- [Records about charts and figures]
■ ■ ■ ■ ■

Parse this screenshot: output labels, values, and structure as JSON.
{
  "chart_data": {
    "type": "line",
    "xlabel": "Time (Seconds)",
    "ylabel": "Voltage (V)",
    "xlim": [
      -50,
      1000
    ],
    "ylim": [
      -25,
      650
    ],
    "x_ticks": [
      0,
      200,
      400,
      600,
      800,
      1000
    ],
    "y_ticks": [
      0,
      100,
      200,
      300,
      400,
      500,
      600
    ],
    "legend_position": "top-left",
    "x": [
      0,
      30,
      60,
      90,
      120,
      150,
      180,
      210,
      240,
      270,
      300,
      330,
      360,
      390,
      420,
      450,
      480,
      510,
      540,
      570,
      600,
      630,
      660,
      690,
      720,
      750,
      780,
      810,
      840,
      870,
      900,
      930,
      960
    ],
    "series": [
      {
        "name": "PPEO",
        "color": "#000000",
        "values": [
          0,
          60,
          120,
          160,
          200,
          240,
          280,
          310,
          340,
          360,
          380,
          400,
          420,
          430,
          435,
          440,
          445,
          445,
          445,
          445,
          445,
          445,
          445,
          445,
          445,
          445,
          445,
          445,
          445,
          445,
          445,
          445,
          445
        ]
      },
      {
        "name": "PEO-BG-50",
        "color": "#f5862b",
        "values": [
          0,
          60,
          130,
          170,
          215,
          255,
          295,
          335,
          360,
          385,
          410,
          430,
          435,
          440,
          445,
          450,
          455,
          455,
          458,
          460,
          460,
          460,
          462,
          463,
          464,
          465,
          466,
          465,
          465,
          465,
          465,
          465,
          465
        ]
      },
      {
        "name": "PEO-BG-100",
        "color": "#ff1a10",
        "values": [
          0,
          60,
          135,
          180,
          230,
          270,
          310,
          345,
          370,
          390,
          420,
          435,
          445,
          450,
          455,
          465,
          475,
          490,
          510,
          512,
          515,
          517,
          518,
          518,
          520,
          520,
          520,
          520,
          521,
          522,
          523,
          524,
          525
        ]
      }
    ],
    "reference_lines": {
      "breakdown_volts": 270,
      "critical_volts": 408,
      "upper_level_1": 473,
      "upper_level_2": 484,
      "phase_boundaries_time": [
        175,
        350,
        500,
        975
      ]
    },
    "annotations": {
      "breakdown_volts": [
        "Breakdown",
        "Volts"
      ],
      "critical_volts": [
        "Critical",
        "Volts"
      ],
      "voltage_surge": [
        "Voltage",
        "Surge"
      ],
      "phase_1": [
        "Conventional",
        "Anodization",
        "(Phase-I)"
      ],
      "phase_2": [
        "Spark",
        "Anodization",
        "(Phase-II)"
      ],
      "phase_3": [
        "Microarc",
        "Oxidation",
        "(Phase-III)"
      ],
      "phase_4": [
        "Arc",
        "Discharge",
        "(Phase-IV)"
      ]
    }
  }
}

■ ■ ■ ■ ■

- [WORK TO DO] Set down all of the records shown above once more, exactly.

- [TASK ANSWER]
Parse this screenshot: output labels, values, and structure as JSON.
{
  "chart_data": {
    "type": "line",
    "xlabel": "Time (Seconds)",
    "ylabel": "Voltage (V)",
    "xlim": [
      -50,
      1000
    ],
    "ylim": [
      -25,
      650
    ],
    "x_ticks": [
      0,
      200,
      400,
      600,
      800,
      1000
    ],
    "y_ticks": [
      0,
      100,
      200,
      300,
      400,
      500,
      600
    ],
    "legend_position": "top-left",
    "x": [
      0,
      30,
      60,
      90,
      120,
      150,
      180,
      210,
      240,
      270,
      300,
      330,
      360,
      390,
      420,
      450,
      480,
      510,
      540,
      570,
      600,
      630,
      660,
      690,
      720,
      750,
      780,
      810,
      840,
      870,
      900,
      930,
      960
    ],
    "series": [
      {
        "name": "PPEO",
        "color": "#000000",
        "values": [
          0,
          60,
          120,
          160,
          200,
          240,
          280,
          310,
          340,
          360,
          380,
          400,
          420,
          430,
          435,
          440,
          445,
          445,
          445,
          445,
          445,
          445,
          445,
          445,
          445,
          445,
          445,
          445,
          445,
          445,
          445,
          445,
          445
        ]
      },
      {
        "name": "PEO-BG-50",
        "color": "#f5862b",
        "values": [
          0,
          60,
          130,
          170,
          215,
          255,
          295,
          335,
          360,
          385,
          410,
          430,
          435,
          440,
          445,
          450,
          455,
          455,
          458,
          460,
          460,
          460,
          462,
          463,
          464,
          465,
          466,
          465,
          465,
          465,
          465,
          465,
          465
        ]
      },
      {
        "name": "PEO-BG-100",
        "color": "#ff1a10",
        "values": [
          0,
          60,
          135,
          180,
          230,
          270,
          310,
          345,
          370,
          390,
          420,
          435,
          445,
          450,
          455,
          465,
          475,
          490,
          510,
          512,
          515,
          517,
          518,
          518,
          520,
          520,
          520,
          520,
          521,
          522,
          523,
          524,
          525
        ]
      }
    ],
    "reference_lines": {
      "breakdown_volts": 270,
      "critical_volts": 408,
      "upper_level_1": 473,
      "upper_level_2": 484,
      "phase_boundaries_time": [
        175,
        350,
        500,
        975
      ]
    },
    "annotations": {
      "breakdown_volts": [
        "Breakdown",
        "Volts"
      ],
      "critical_volts": [
        "Critical",
        "Volts"
      ],
      "voltage_surge": [
        "Voltage",
        "Surge"
      ],
      "phase_1": [
        "Conventional",
        "Anodization",
        "(Phase-I)"
      ],
      "phase_2": [
        "Spark",
        "Anodization",
        "(Phase-II)"
      ],
      "phase_3": [
        "Microarc",
        "Oxidation",
        "(Phase-III)"
      ],
      "phase_4": [
        "Arc",
        "Discharge",
        "(Phase-IV)"
      ]
    }
  }
}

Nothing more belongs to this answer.